▶ **Written exercise**
Each line that follows should be printed again exactly as it stands.
═════ Data supplied
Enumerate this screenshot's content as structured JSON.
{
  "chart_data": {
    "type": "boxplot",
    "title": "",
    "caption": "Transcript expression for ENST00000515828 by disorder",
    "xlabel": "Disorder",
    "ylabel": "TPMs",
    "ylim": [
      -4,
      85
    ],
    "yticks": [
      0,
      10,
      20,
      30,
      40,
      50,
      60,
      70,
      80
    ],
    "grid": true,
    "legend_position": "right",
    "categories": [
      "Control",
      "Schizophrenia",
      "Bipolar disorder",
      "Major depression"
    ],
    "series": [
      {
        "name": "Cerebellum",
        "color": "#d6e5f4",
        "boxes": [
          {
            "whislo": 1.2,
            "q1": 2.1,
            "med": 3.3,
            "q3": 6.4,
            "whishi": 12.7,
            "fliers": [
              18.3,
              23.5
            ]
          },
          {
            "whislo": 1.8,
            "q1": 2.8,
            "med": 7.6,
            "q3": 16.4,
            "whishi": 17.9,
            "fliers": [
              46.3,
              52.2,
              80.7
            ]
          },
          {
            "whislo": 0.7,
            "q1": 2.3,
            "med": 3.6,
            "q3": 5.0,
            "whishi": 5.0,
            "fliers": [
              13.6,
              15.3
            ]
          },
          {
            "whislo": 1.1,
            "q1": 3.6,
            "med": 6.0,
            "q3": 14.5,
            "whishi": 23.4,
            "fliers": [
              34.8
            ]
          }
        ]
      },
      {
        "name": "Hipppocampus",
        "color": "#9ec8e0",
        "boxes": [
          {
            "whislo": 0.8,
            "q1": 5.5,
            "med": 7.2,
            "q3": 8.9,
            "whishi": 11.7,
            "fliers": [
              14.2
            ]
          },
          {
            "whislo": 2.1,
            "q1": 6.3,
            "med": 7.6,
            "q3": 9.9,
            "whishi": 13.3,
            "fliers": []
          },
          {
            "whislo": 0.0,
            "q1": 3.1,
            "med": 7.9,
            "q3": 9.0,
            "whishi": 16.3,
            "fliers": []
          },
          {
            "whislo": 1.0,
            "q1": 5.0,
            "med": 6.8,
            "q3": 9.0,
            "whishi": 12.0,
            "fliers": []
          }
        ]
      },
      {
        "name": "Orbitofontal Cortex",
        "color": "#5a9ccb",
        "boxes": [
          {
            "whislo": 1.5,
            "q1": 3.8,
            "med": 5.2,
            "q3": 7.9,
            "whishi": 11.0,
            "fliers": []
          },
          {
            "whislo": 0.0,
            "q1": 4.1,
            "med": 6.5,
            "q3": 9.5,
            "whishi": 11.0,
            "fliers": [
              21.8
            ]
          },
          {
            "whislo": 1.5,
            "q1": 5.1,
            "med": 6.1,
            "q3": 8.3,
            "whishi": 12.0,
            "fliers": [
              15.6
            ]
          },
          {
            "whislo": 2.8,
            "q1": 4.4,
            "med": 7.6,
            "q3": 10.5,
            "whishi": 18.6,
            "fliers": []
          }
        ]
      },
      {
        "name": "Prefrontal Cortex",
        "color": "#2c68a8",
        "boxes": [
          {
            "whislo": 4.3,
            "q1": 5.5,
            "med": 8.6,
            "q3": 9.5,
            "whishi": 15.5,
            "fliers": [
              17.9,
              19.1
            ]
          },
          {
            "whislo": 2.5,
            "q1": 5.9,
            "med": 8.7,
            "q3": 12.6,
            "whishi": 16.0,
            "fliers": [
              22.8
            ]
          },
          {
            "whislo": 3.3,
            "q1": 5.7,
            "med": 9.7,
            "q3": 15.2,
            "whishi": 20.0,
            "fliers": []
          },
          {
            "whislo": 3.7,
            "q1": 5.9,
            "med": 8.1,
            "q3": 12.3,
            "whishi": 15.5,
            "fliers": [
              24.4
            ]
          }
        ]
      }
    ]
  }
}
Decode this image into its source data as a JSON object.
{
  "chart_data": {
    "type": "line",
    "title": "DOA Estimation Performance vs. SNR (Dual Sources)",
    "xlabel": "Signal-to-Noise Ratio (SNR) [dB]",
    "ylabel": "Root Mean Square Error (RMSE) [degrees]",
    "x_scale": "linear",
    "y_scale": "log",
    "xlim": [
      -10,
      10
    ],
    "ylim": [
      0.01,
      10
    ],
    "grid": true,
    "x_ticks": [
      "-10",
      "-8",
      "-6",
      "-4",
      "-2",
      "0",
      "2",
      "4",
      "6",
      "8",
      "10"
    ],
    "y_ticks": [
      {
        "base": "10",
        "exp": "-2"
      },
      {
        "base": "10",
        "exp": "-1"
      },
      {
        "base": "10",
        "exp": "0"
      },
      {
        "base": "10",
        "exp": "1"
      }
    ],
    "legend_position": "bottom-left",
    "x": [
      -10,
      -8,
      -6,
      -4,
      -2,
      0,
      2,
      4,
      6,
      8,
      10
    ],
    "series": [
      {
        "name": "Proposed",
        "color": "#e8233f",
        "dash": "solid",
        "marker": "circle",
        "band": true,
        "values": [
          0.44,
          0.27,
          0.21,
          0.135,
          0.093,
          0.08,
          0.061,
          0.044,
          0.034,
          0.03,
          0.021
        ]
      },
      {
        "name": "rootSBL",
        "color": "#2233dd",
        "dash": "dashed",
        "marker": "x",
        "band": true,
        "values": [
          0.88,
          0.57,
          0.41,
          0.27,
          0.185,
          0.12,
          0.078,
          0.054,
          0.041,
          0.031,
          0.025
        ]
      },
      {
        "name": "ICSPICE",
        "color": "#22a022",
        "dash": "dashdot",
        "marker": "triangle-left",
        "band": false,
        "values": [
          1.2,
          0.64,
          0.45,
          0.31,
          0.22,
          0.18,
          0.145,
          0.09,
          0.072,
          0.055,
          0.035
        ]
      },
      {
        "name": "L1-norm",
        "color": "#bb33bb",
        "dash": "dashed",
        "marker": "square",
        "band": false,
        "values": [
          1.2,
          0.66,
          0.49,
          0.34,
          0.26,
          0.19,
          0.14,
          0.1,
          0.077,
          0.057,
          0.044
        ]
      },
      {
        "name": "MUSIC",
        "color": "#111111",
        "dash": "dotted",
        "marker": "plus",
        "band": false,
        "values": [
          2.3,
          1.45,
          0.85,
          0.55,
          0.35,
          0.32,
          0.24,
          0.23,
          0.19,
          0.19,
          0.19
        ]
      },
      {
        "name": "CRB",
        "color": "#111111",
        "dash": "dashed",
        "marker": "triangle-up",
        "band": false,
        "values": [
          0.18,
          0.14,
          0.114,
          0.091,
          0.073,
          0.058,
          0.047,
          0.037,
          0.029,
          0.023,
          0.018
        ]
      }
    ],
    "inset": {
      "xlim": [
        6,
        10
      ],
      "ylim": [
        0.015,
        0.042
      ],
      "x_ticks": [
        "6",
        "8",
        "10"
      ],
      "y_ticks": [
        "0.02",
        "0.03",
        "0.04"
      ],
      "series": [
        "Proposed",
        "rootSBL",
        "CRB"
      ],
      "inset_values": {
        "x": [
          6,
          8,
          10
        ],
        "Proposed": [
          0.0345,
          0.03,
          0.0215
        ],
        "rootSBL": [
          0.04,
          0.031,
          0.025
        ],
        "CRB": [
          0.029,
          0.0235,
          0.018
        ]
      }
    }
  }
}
══════════
▶ **Response to this task**
Enumerate this screenshot's content as structured JSON.
{
  "chart_data": {
    "type": "boxplot",
    "title": "",
    "caption": "Transcript expression for ENST00000515828 by disorder",
    "xlabel": "Disorder",
    "ylabel": "TPMs",
    "ylim": [
      -4,
      85
    ],
    "yticks": [
      0,
      10,
      20,
      30,
      40,
      50,
      60,
      70,
      80
    ],
    "grid": true,
    "legend_position": "right",
    "categories": [
      "Control",
      "Schizophrenia",
      "Bipolar disorder",
      "Major depression"
    ],
    "series": [
      {
        "name": "Cerebellum",
        "color": "#d6e5f4",
        "boxes": [
          {
            "whislo": 1.2,
            "q1": 2.1,
            "med": 3.3,
            "q3": 6.4,
            "whishi": 12.7,
            "fliers": [
              18.3,
              23.5
            ]
          },
          {
            "whislo": 1.8,
            "q1": 2.8,
            "med": 7.6,
            "q3": 16.4,
            "whishi": 17.9,
            "fliers": [
              46.3,
              52.2,
              80.7
            ]
          },
          {
            "whislo": 0.7,
            "q1": 2.3,
            "med": 3.6,
            "q3": 5.0,
            "whishi": 5.0,
            "fliers": [
              13.6,
              15.3
            ]
          },
          {
            "whislo": 1.1,
            "q1": 3.6,
            "med": 6.0,
            "q3": 14.5,
            "whishi": 23.4,
            "fliers": [
              34.8
            ]
          }
        ]
      },
      {
        "name": "Hipppocampus",
        "color": "#9ec8e0",
        "boxes": [
          {
            "whislo": 0.8,
            "q1": 5.5,
            "med": 7.2,
            "q3": 8.9,
            "whishi": 11.7,
            "fliers": [
              14.2
            ]
          },
          {
            "whislo": 2.1,
            "q1": 6.3,
            "med": 7.6,
            "q3": 9.9,
            "whishi": 13.3,
            "fliers": []
          },
          {
            "whislo": 0.0,
            "q1": 3.1,
            "med": 7.9,
            "q3": 9.0,
            "whishi": 16.3,
            "fliers": []
          },
          {
            "whislo": 1.0,
            "q1": 5.0,
            "med": 6.8,
            "q3": 9.0,
            "whishi": 12.0,
            "fliers": []
          }
        ]
      },
      {
        "name": "Orbitofontal Cortex",
        "color": "#5a9ccb",
        "boxes": [
          {
            "whislo": 1.5,
            "q1": 3.8,
            "med": 5.2,
            "q3": 7.9,
            "whishi": 11.0,
            "fliers": []
          },
          {
            "whislo": 0.0,
            "q1": 4.1,
            "med": 6.5,
            "q3": 9.5,
            "whishi": 11.0,
            "fliers": [
              21.8
            ]
          },
          {
            "whislo": 1.5,
            "q1": 5.1,
            "med": 6.1,
            "q3": 8.3,
            "whishi": 12.0,
            "fliers": [
              15.6
            ]
          },
          {
            "whislo": 2.8,
            "q1": 4.4,
            "med": 7.6,
            "q3": 10.5,
            "whishi": 18.6,
            "fliers": []
          }
        ]
      },
      {
        "name": "Prefrontal Cortex",
        "color": "#2c68a8",
        "boxes": [
          {
            "whislo": 4.3,
            "q1": 5.5,
            "med": 8.6,
            "q3": 9.5,
            "whishi": 15.5,
            "fliers": [
              17.9,
              19.1
            ]
          },
          {
            "whislo": 2.5,
            "q1": 5.9,
            "med": 8.7,
            "q3": 12.6,
            "whishi": 16.0,
            "fliers": [
              22.8
            ]
          },
          {
            "whislo": 3.3,
            "q1": 5.7,
            "med": 9.7,
            "q3": 15.2,
            "whishi": 20.0,
            "fliers": []
          },
          {
            "whislo": 3.7,
            "q1": 5.9,
            "med": 8.1,
            "q3": 12.3,
            "whishi": 15.5,
            "fliers": [
              24.4
            ]
          }
        ]
      }
    ]
  }
}
Decode this image into its source data as a JSON object.
{
  "chart_data": {
    "type": "line",
    "title": "DOA Estimation Performance vs. SNR (Dual Sources)",
    "xlabel": "Signal-to-Noise Ratio (SNR) [dB]",
    "ylabel": "Root Mean Square Error (RMSE) [degrees]",
    "x_scale": "linear",
    "y_scale": "log",
    "xlim": [
      -10,
      10
    ],
    "ylim": [
      0.01,
      10
    ],
    "grid": true,
    "x_ticks": [
      "-10",
      "-8",
      "-6",
      "-4",
      "-2",
      "0",
      "2",
      "4",
      "6",
      "8",
      "10"
    ],
    "y_ticks": [
      {
        "base": "10",
        "exp": "-2"
      },
      {
        "base": "10",
        "exp": "-1"
      },
      {
        "base": "10",
        "exp": "0"
      },
      {
        "base": "10",
        "exp": "1"
      }
    ],
    "legend_position": "bottom-left",
    "x": [
      -10,
      -8,
      -6,
      -4,
      -2,
      0,
      2,
      4,
      6,
      8,
      10
    ],
    "series": [
      {
        "name": "Proposed",
        "color": "#e8233f",
        "dash": "solid",
        "marker": "circle",
        "band": true,
        "values": [
          0.44,
          0.27,
          0.21,
          0.135,
          0.093,
          0.08,
          0.061,
          0.044,
          0.034,
          0.03,
          0.021
        ]
      },
      {
        "name": "rootSBL",
        "color": "#2233dd",
        "dash": "dashed",
        "marker": "x",
        "band": true,
        "values": [
          0.88,
          0.57,
          0.41,
          0.27,
          0.185,
          0.12,
          0.078,
          0.054,
          0.041,
          0.031,
          0.025
        ]
      },
      {
        "name": "ICSPICE",
        "color": "#22a022",
        "dash": "dashdot",
        "marker": "triangle-left",
        "band": false,
        "values": [
          1.2,
          0.64,
          0.45,
          0.31,
          0.22,
          0.18,
          0.145,
          0.09,
          0.072,
          0.055,
          0.035
        ]
      },
      {
        "name": "L1-norm",
        "color": "#bb33bb",
        "dash": "dashed",
        "marker": "square",
        "band": false,
        "values": [
          1.2,
          0.66,
          0.49,
          0.34,
          0.26,
          0.19,
          0.14,
          0.1,
          0.077,
          0.057,
          0.044
        ]
      },
      {
        "name": "MUSIC",
        "color": "#111111",
        "dash": "dotted",
        "marker": "plus",
        "band": false,
        "values": [
          2.3,
          1.45,
          0.85,
          0.55,
          0.35,
          0.32,
          0.24,
          0.23,
          0.19,
          0.19,
          0.19
        ]
      },
      {
        "name": "CRB",
        "color": "#111111",
        "dash": "dashed",
        "marker": "triangle-up",
        "band": false,
        "values": [
          0.18,
          0.14,
          0.114,
          0.091,
          0.073,
          0.058,
          0.047,
          0.037,
          0.029,
          0.023,
          0.018
        ]
      }
    ],
    "inset": {
      "xlim": [
        6,
        10
      ],
      "ylim": [
        0.015,
        0.042
      ],
      "x_ticks": [
        "6",
        "8",
        "10"
      ],
      "y_ticks": [
        "0.02",
        "0.03",
        "0.04"
      ],
      "series": [
        "Proposed",
        "rootSBL",
        "CRB"
      ],
      "inset_values": {
        "x": [
          6,
          8,
          10
        ],
        "Proposed": [
          0.0345,
          0.03,
          0.0215
        ],
        "rootSBL": [
          0.04,
          0.031,
          0.025
        ],
        "CRB": [
          0.029,
          0.0235,
          0.018
        ]
      }
    }
  }
}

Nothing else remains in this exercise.